Extracted records:
▬▬▬▬▬▬▬▬▬▬
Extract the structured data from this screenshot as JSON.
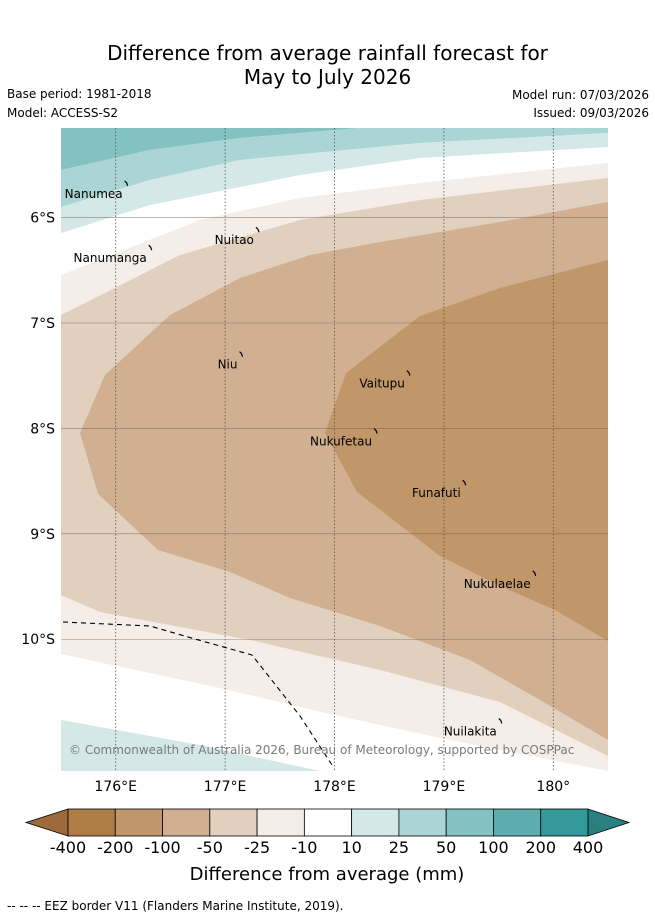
{
  "title": {
    "line1": "Difference from average rainfall forecast for",
    "line2": "May to July 2026"
  },
  "meta": {
    "base_period": "Base period: 1981-2018",
    "model": "Model: ACCESS-S2",
    "model_run": "Model run: 07/03/2026",
    "issued": "Issued: 09/03/2026"
  },
  "map": {
    "lon_range": [
      175.5,
      180.5
    ],
    "lat_range": [
      -5.15,
      -11.25
    ],
    "lon_ticks": [
      {
        "value": 176,
        "label": "176°E"
      },
      {
        "value": 177,
        "label": "177°E"
      },
      {
        "value": 178,
        "label": "178°E"
      },
      {
        "value": 179,
        "label": "179°E"
      },
      {
        "value": 180,
        "label": "180°"
      }
    ],
    "lat_ticks": [
      {
        "value": -6,
        "label": "6°S"
      },
      {
        "value": -7,
        "label": "7°S"
      },
      {
        "value": -8,
        "label": "8°S"
      },
      {
        "value": -9,
        "label": "9°S"
      },
      {
        "value": -10,
        "label": "10°S"
      }
    ],
    "islands": [
      {
        "name": "Nanumea",
        "lon": 176.1,
        "lat": -5.68
      },
      {
        "name": "Nuitao",
        "lon": 177.3,
        "lat": -6.12
      },
      {
        "name": "Nanumanga",
        "lon": 176.32,
        "lat": -6.29
      },
      {
        "name": "Niu",
        "lon": 177.15,
        "lat": -7.3
      },
      {
        "name": "Vaitupu",
        "lon": 178.68,
        "lat": -7.48
      },
      {
        "name": "Nukufetau",
        "lon": 178.38,
        "lat": -8.03
      },
      {
        "name": "Funafuti",
        "lon": 179.19,
        "lat": -8.52
      },
      {
        "name": "Nukulaelae",
        "lon": 179.83,
        "lat": -9.38
      },
      {
        "name": "Nuilakita",
        "lon": 179.52,
        "lat": -10.78
      }
    ],
    "copyright": "© Commonwealth of Australia 2026, Bureau of Meteorology, supported by COSPPac"
  },
  "colorbar": {
    "colors": [
      "#b07c45",
      "#c19668",
      "#d1b091",
      "#e2d0be",
      "#f4ede8",
      "#ffffff",
      "#d4e8e7",
      "#aad4d5",
      "#84c1c1",
      "#5badae",
      "#33999a"
    ],
    "low_color": "#9e6a3a",
    "high_color": "#2a7f80",
    "labels": [
      "-400",
      "-200",
      "-100",
      "-50",
      "-25",
      "-10",
      "10",
      "25",
      "50",
      "100",
      "200",
      "400"
    ],
    "title": "Difference from average (mm)"
  },
  "footer": "-- -- -- EEZ border V11 (Flanders Marine Institute, 2019)."
}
▬▬▬▬▬▬▬▬▬▬
Task directions
Return each line in the records that holds the string "average".

Solution to the exercise
    "line1": "Difference from average rainfall forecast for",
    "title": "Difference from average (mm)"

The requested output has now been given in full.